__WHAT THE TASK REQUIRES__. Write out all lines holding the word "Aktienmarkt".

= = = = = = =

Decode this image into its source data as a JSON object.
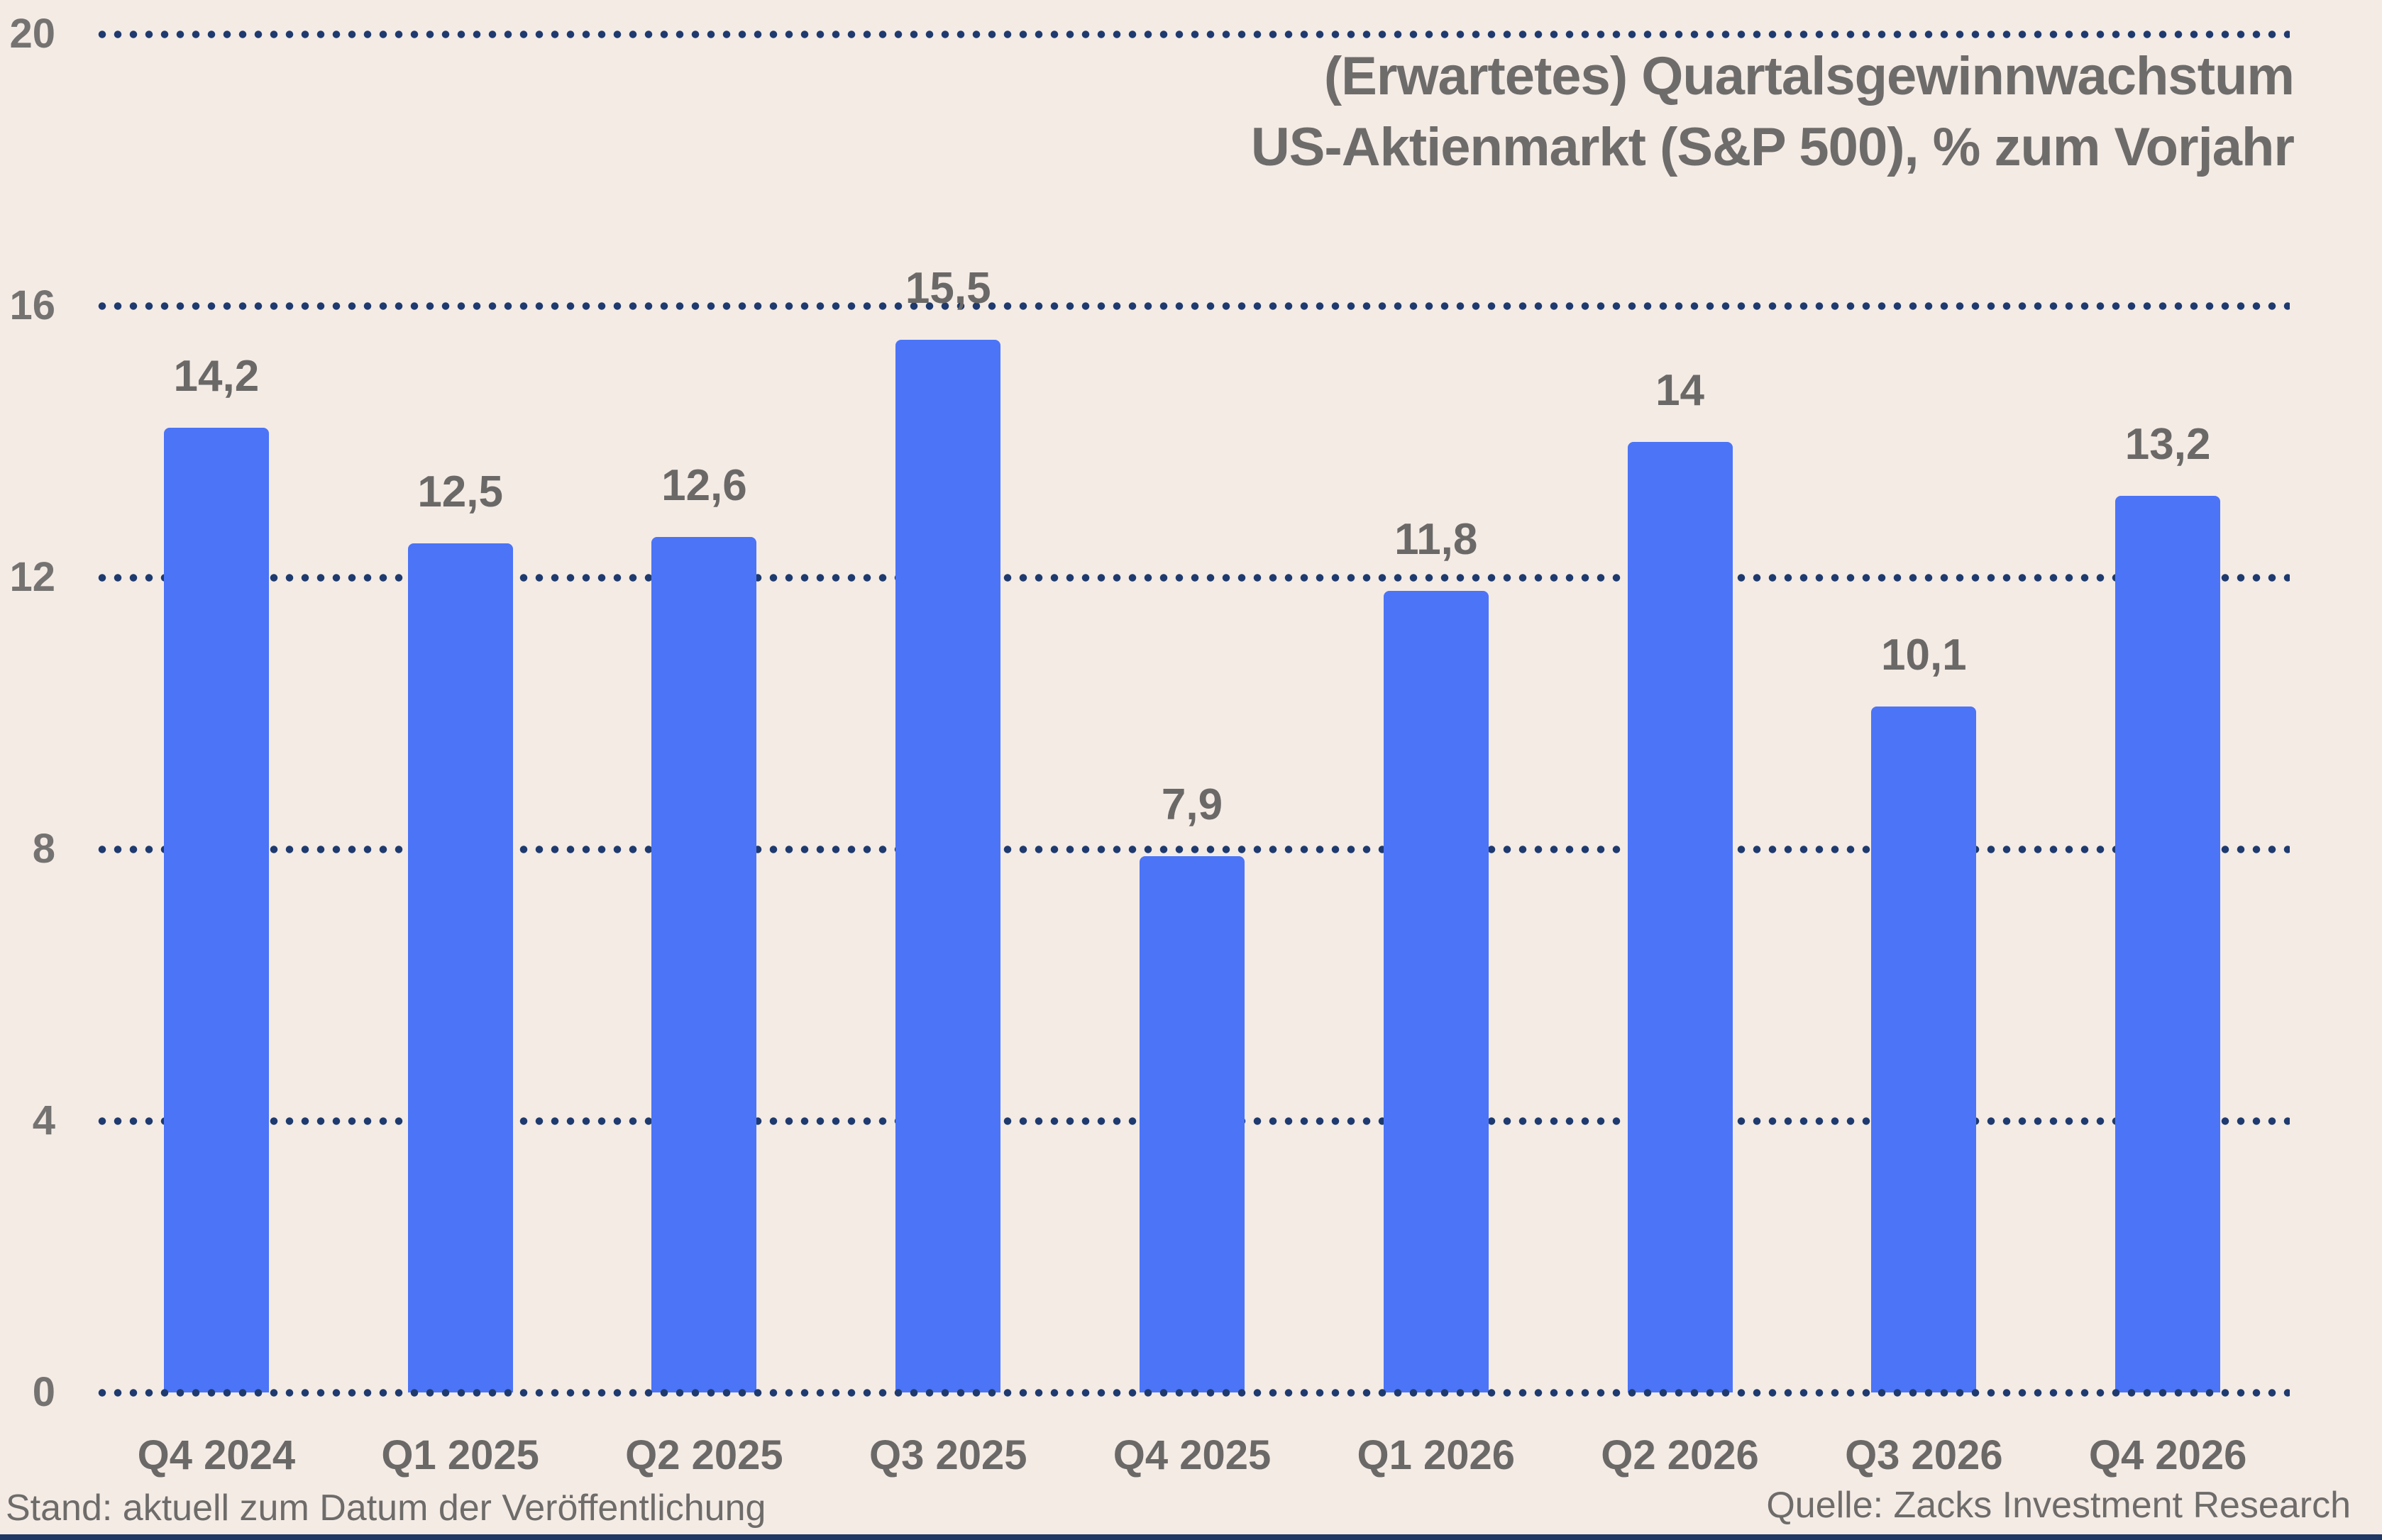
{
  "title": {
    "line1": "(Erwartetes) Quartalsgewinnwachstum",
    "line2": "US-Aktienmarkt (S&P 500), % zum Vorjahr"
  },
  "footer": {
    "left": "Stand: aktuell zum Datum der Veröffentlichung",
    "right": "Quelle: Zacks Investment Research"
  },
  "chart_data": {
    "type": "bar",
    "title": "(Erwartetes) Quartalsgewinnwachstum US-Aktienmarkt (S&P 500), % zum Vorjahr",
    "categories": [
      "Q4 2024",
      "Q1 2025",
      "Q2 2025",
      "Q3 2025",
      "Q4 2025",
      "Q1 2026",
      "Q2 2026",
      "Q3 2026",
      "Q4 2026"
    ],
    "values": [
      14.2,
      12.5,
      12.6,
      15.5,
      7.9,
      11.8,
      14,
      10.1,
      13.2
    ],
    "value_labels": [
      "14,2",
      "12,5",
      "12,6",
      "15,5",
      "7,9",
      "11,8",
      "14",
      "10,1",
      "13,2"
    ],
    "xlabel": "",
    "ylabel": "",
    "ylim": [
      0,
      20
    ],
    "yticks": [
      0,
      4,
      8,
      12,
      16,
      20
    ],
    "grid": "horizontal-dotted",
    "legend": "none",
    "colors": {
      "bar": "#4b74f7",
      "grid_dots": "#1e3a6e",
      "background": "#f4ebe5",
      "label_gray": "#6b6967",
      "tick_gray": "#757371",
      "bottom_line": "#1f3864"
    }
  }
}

= = = = = = =

__SOLUTION FOR THIS PROBLEM__.
    "line2": "US-Aktienmarkt (S&P 500), % zum Vorjahr"
    "title": "(Erwartetes) Quartalsgewinnwachstum US-Aktienmarkt (S&P 500), % zum Vorjahr",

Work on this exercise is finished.